# Instructions to follow
Scan the material that follows. Copy every line containing the word "JSON".

:::

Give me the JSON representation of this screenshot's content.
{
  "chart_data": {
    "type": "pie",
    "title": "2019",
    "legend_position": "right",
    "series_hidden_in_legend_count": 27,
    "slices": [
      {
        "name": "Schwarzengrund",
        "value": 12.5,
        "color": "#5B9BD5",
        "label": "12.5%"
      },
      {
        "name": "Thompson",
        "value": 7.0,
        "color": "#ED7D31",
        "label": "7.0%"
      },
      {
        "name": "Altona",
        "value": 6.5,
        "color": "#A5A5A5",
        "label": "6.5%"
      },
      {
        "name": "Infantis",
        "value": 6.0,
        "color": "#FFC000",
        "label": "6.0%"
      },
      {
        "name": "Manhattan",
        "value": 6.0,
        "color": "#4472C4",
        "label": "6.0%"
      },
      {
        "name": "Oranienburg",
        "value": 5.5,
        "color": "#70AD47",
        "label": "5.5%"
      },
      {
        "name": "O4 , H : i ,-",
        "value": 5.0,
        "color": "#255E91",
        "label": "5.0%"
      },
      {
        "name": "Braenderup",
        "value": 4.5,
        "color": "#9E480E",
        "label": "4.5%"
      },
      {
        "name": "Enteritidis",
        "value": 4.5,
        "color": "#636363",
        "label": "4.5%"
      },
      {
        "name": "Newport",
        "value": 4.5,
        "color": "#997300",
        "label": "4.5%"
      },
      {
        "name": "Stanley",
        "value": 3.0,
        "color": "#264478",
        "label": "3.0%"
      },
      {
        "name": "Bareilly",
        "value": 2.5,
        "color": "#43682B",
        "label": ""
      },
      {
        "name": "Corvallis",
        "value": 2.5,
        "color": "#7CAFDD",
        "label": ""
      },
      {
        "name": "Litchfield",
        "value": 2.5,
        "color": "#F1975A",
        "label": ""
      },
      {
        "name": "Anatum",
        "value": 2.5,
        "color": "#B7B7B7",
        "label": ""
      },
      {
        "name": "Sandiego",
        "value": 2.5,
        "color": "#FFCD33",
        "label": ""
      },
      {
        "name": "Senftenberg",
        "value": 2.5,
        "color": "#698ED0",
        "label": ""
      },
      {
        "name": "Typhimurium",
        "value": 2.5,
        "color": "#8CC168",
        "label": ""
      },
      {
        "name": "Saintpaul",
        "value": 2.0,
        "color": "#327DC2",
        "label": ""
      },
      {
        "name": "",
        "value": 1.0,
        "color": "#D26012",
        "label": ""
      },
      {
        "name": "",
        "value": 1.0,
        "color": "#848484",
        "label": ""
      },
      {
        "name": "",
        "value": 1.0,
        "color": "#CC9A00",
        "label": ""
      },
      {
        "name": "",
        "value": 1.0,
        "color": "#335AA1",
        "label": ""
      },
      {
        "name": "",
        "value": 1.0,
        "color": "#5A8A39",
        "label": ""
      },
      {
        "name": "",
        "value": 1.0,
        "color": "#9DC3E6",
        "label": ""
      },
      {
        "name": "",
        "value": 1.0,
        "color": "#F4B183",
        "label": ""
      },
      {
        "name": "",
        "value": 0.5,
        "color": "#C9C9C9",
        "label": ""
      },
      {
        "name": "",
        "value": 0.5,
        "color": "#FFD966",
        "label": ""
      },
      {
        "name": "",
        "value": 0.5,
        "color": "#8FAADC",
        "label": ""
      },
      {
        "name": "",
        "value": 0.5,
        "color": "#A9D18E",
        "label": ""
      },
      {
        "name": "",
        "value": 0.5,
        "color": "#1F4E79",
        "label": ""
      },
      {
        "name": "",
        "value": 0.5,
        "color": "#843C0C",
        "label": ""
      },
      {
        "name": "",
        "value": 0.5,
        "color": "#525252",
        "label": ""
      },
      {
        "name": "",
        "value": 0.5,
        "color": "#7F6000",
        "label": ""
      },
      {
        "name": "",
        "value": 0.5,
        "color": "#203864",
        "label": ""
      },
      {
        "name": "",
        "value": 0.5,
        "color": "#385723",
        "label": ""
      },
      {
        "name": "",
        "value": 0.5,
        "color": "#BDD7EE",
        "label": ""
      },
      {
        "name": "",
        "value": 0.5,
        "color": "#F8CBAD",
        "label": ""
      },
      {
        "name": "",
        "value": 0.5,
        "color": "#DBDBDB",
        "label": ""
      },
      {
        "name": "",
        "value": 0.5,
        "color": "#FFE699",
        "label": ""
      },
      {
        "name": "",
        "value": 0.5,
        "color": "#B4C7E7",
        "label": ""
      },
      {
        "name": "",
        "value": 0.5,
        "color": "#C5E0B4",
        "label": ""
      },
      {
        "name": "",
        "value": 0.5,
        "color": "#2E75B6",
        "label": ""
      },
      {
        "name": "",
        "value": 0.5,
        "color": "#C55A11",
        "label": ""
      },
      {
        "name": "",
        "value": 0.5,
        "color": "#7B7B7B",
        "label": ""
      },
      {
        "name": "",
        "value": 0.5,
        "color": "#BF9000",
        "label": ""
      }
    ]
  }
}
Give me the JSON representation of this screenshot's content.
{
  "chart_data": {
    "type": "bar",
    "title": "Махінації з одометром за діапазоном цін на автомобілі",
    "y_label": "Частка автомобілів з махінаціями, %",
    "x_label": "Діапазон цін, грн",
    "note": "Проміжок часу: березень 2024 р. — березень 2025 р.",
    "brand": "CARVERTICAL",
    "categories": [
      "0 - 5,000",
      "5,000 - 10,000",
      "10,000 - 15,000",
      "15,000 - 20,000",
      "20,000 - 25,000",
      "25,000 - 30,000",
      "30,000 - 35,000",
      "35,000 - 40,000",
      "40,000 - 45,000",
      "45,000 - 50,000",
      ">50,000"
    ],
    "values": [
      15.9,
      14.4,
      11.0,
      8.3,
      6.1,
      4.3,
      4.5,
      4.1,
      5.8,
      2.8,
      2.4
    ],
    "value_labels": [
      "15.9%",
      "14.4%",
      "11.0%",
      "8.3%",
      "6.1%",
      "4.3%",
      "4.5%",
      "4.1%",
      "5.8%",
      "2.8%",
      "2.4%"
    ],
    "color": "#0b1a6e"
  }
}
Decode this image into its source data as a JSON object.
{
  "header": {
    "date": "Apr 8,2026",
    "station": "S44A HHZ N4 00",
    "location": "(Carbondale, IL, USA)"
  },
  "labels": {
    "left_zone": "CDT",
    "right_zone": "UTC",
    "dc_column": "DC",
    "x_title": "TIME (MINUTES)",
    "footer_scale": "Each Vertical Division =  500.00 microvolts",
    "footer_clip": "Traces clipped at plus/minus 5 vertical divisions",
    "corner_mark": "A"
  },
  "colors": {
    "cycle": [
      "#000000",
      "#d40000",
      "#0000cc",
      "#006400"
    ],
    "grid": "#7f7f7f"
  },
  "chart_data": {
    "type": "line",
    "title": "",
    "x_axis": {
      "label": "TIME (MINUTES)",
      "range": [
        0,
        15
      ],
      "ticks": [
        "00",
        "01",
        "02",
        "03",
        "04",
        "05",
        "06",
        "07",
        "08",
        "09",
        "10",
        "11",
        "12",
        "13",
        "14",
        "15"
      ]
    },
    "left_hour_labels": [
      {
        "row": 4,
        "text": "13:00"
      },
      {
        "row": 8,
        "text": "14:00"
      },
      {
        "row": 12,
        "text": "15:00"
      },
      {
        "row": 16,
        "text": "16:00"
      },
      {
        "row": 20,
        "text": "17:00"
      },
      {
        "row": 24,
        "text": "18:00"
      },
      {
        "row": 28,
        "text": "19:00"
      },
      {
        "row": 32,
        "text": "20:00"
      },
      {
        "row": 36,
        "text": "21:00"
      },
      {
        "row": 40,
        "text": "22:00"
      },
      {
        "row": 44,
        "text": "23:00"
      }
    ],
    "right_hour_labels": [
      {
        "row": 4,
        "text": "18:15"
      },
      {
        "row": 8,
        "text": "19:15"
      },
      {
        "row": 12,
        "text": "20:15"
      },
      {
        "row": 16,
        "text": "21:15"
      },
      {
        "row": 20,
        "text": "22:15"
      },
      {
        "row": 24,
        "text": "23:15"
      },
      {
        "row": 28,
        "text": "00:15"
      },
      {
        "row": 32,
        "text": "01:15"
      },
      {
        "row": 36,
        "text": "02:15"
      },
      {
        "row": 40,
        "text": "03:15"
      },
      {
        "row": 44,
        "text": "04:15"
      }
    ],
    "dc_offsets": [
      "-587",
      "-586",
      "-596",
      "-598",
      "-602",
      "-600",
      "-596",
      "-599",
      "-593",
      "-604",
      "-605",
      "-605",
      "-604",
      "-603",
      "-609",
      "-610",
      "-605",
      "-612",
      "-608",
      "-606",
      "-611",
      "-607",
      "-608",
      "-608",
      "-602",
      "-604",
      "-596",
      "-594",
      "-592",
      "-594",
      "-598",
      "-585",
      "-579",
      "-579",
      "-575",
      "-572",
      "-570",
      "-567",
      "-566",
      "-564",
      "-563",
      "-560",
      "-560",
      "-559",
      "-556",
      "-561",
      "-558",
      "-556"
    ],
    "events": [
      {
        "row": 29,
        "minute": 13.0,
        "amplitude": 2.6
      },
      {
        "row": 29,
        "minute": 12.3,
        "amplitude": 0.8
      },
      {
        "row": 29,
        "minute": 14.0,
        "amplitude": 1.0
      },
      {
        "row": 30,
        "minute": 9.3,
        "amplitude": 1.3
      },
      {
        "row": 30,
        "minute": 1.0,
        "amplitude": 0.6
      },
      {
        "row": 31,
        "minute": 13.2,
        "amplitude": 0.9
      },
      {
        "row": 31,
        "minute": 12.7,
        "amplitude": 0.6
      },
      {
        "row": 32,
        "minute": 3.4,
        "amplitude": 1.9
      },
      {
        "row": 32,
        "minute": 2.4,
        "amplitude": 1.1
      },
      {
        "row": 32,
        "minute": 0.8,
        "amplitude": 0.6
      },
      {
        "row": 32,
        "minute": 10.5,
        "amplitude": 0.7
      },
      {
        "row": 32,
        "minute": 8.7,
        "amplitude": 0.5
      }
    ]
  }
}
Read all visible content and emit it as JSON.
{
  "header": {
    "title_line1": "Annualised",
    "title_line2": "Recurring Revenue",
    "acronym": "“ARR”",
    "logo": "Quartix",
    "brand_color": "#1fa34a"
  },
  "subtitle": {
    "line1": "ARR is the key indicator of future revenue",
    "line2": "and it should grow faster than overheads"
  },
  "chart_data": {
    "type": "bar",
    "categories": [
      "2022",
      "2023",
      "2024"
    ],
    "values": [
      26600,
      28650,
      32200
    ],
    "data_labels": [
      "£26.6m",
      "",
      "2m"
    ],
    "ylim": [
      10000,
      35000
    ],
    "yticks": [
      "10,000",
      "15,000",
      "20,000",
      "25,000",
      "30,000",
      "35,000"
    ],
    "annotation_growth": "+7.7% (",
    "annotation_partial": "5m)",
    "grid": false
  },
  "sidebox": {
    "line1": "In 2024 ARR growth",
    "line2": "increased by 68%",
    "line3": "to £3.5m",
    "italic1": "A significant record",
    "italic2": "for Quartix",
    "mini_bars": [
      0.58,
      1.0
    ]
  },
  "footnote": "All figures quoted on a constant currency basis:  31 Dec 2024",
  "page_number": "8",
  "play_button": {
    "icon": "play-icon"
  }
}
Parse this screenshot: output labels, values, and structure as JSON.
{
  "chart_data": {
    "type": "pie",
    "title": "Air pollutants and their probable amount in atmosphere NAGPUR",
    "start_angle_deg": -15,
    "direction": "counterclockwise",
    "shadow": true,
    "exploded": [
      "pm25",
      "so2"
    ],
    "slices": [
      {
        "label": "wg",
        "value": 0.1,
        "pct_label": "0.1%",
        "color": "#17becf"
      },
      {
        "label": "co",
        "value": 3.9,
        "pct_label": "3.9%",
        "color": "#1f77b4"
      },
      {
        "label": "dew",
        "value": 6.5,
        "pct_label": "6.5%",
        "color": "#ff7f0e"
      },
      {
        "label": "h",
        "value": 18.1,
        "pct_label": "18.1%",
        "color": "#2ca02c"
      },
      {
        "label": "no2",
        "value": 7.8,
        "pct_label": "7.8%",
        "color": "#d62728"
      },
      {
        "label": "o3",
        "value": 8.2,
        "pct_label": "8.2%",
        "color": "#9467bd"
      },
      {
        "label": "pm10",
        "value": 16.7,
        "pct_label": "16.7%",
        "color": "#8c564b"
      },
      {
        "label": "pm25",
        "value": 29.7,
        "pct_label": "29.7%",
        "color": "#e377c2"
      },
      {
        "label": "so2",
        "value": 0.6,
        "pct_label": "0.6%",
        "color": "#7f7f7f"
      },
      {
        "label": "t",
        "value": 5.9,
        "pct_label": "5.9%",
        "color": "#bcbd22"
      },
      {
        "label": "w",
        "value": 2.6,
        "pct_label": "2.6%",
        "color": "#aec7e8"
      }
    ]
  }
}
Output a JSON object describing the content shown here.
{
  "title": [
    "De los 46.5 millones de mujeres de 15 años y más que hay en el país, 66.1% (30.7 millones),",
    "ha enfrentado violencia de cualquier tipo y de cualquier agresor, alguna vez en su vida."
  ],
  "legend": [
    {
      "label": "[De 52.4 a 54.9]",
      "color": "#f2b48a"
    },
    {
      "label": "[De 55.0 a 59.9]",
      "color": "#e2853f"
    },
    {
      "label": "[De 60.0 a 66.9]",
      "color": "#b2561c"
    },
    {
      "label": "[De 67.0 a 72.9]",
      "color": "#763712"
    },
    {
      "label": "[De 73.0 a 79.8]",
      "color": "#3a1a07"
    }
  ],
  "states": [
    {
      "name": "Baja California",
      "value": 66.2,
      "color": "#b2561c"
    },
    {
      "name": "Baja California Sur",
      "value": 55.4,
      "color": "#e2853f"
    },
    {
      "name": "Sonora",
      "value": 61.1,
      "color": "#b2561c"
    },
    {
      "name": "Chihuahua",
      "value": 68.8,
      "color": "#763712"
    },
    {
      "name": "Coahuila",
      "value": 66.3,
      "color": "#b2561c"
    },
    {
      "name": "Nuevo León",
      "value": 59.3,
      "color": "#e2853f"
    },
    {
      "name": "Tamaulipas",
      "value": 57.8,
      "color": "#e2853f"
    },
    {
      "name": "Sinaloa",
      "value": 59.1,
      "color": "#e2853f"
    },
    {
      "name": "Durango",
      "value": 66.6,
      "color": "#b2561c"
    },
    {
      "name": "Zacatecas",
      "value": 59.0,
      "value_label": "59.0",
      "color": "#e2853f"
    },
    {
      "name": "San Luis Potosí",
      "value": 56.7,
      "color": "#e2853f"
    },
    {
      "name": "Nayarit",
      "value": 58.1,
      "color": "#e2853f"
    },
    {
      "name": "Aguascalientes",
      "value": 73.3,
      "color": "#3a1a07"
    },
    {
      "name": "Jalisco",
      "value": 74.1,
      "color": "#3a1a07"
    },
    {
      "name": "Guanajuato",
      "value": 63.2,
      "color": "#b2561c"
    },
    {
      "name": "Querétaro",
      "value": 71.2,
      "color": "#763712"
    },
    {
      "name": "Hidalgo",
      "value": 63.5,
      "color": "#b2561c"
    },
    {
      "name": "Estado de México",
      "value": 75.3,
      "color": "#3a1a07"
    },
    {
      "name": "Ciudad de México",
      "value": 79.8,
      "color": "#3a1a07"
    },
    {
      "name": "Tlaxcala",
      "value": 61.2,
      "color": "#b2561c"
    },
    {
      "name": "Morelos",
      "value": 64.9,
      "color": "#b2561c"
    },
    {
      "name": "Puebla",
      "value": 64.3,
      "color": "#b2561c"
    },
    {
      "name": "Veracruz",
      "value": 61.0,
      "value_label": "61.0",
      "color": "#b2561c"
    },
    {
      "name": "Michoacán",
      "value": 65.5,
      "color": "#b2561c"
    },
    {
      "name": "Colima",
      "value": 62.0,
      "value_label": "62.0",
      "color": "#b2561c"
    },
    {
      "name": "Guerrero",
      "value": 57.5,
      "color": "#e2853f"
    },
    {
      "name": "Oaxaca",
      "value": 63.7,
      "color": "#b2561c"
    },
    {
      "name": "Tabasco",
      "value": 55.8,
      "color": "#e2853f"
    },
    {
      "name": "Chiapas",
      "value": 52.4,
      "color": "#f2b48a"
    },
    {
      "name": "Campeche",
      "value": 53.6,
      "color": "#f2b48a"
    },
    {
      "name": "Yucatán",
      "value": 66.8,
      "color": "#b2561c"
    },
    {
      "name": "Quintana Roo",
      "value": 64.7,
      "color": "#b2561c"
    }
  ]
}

:::

# Written answer
Give me the JSON representation of this screenshot's content.
Give me the JSON representation of this screenshot's content.
Decode this image into its source data as a JSON object.
Read all visible content and emit it as JSON.
Parse this screenshot: output labels, values, and structure as JSON.
Output a JSON object describing the content shown here.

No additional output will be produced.